*GIVEN INFORMATION*
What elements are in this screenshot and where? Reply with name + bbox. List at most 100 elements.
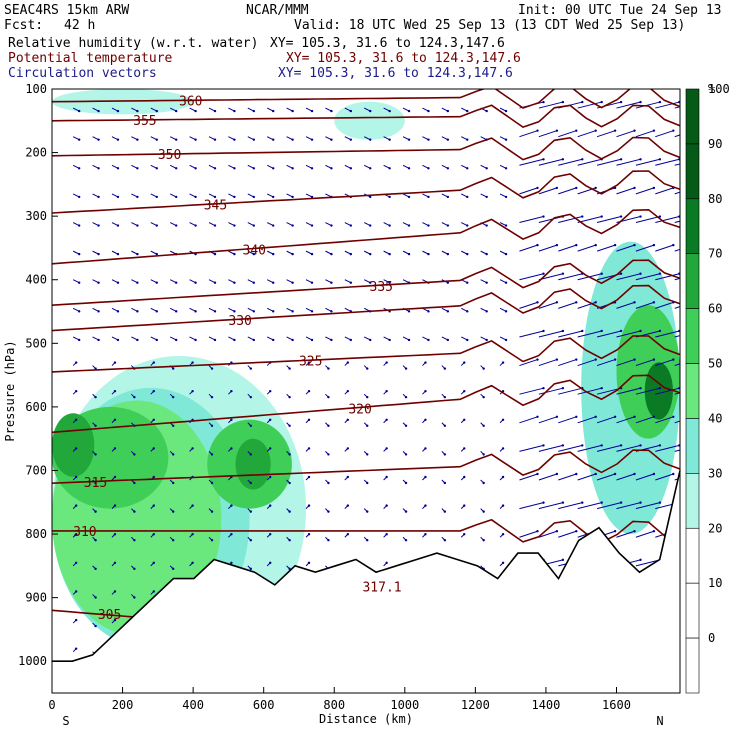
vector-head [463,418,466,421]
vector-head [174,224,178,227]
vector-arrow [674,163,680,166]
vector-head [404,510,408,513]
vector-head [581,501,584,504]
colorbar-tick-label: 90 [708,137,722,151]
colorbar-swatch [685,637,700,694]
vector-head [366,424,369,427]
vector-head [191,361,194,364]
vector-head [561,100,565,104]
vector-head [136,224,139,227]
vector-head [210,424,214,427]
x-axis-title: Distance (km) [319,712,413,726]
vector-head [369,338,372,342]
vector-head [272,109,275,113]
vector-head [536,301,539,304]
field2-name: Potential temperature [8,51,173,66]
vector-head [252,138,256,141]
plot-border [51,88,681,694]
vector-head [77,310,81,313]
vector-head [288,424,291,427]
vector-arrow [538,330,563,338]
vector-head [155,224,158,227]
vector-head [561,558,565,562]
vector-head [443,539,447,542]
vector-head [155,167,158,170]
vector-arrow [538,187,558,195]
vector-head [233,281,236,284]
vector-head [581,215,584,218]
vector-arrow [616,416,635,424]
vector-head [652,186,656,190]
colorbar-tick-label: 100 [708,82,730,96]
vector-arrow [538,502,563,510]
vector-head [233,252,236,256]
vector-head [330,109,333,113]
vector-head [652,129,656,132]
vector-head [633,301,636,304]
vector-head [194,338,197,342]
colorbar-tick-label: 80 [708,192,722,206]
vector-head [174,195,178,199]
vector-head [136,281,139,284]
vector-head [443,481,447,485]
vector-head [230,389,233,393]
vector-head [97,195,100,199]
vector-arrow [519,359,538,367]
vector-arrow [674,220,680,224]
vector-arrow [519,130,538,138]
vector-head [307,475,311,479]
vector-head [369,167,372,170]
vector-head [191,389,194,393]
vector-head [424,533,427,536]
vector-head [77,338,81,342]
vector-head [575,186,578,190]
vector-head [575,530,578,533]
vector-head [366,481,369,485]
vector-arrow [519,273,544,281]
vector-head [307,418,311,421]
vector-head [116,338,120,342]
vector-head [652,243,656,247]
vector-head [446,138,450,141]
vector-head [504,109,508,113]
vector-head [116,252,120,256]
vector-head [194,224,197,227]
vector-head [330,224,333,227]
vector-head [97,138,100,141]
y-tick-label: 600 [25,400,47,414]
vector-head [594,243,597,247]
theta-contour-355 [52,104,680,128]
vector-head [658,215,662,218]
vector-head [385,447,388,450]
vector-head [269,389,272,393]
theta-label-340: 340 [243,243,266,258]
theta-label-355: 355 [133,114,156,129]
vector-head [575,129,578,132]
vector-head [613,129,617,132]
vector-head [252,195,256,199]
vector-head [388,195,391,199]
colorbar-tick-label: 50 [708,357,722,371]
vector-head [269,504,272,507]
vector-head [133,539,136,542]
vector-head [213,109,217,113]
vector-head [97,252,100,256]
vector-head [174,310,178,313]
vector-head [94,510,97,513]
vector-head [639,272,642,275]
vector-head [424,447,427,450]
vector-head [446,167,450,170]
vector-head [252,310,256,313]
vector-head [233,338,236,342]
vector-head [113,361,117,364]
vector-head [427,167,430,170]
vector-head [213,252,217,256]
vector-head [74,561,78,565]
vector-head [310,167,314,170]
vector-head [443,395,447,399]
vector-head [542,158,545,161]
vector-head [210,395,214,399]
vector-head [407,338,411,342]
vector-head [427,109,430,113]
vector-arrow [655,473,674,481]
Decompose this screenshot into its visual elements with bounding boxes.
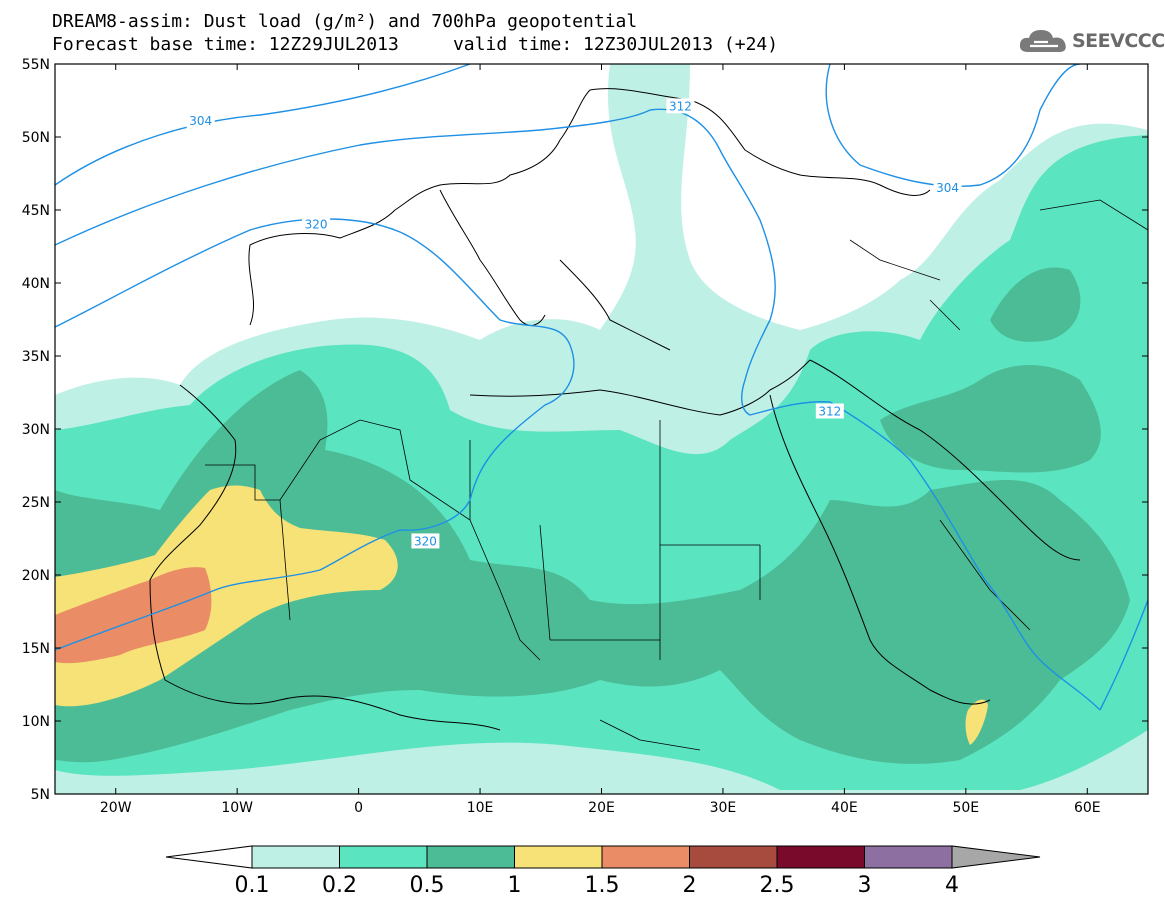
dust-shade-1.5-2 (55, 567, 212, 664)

*YOUR TASK*
Copy every row above line for line, without the pictures.

*RESULT OF THIS EXERCISE*
What elements are in this screenshot and where? Reply with name + bbox. List at most 100 elements.
vector-head [463,418,466,421]
vector-head [174,224,178,227]
vector-arrow [674,163,680,166]
vector-head [404,510,408,513]
vector-head [581,501,584,504]
colorbar-tick-label: 90 [708,137,722,151]
colorbar-swatch [685,637,700,694]
vector-head [366,424,369,427]
vector-head [191,361,194,364]
vector-head [561,100,565,104]
vector-head [136,224,139,227]
vector-head [210,424,214,427]
x-axis-title: Distance (km) [319,712,413,726]
vector-head [369,338,372,342]
vector-head [272,109,275,113]
vector-head [536,301,539,304]
field2-name: Potential temperature [8,51,173,66]
vector-head [252,138,256,141]
plot-border [51,88,681,694]
vector-head [77,310,81,313]
vector-head [288,424,291,427]
vector-arrow [538,330,563,338]
vector-head [155,224,158,227]
vector-head [561,558,565,562]
vector-head [443,539,447,542]
vector-head [155,167,158,170]
vector-arrow [538,187,558,195]
vector-head [233,281,236,284]
vector-head [581,215,584,218]
vector-arrow [616,416,635,424]
vector-head [652,186,656,190]
colorbar-tick-label: 100 [708,82,730,96]
vector-arrow [538,502,563,510]
vector-head [233,252,236,256]
vector-head [330,109,333,113]
vector-head [652,129,656,132]
vector-head [633,301,636,304]
vector-head [194,338,197,342]
colorbar-tick-label: 80 [708,192,722,206]
vector-head [174,195,178,199]
vector-head [136,281,139,284]
vector-head [443,481,447,485]
vector-head [230,389,233,393]
vector-head [97,195,100,199]
vector-arrow [519,359,538,367]
vector-arrow [674,220,680,224]
vector-arrow [519,130,538,138]
vector-head [307,475,311,479]
vector-head [369,167,372,170]
vector-head [191,389,194,393]
vector-head [424,533,427,536]
vector-head [77,338,81,342]
vector-head [575,186,578,190]
vector-head [575,530,578,533]
vector-head [366,481,369,485]
vector-arrow [519,273,544,281]
vector-head [307,418,311,421]
vector-head [116,338,120,342]
vector-head [652,243,656,247]
vector-head [446,138,450,141]
vector-head [504,109,508,113]
vector-head [116,252,120,256]
vector-head [194,224,197,227]
vector-head [330,224,333,227]
vector-head [97,138,100,141]
y-tick-label: 600 [25,400,47,414]
vector-head [594,243,597,247]
theta-contour-355 [52,104,680,128]
vector-head [658,215,662,218]
vector-head [385,447,388,450]
vector-head [269,389,272,393]
theta-label-340: 340 [243,243,266,258]
theta-label-355: 355 [133,114,156,129]
vector-head [575,129,578,132]
vector-head [613,129,617,132]
vector-head [252,195,256,199]
vector-head [388,195,391,199]
colorbar-tick-label: 50 [708,357,722,371]
vector-head [269,504,272,507]
vector-head [133,539,136,542]
vector-head [213,109,217,113]
vector-head [97,252,100,256]
vector-head [174,310,178,313]
vector-head [94,510,97,513]
vector-head [639,272,642,275]
vector-head [424,447,427,450]
vector-head [446,167,450,170]
vector-head [252,310,256,313]
vector-head [233,338,236,342]
vector-head [113,361,117,364]
vector-head [427,167,430,170]
vector-head [213,252,217,256]
vector-head [74,561,78,565]
vector-head [310,167,314,170]
vector-head [443,395,447,399]
vector-head [542,158,545,161]
vector-head [210,395,214,399]
vector-head [407,338,411,342]
vector-head [427,109,430,113]
vector-arrow [655,473,674,481]
Decompose this screenshot into its visual elements with bounding boxes.
dust-shade-1.5-2 (55, 567, 212, 664)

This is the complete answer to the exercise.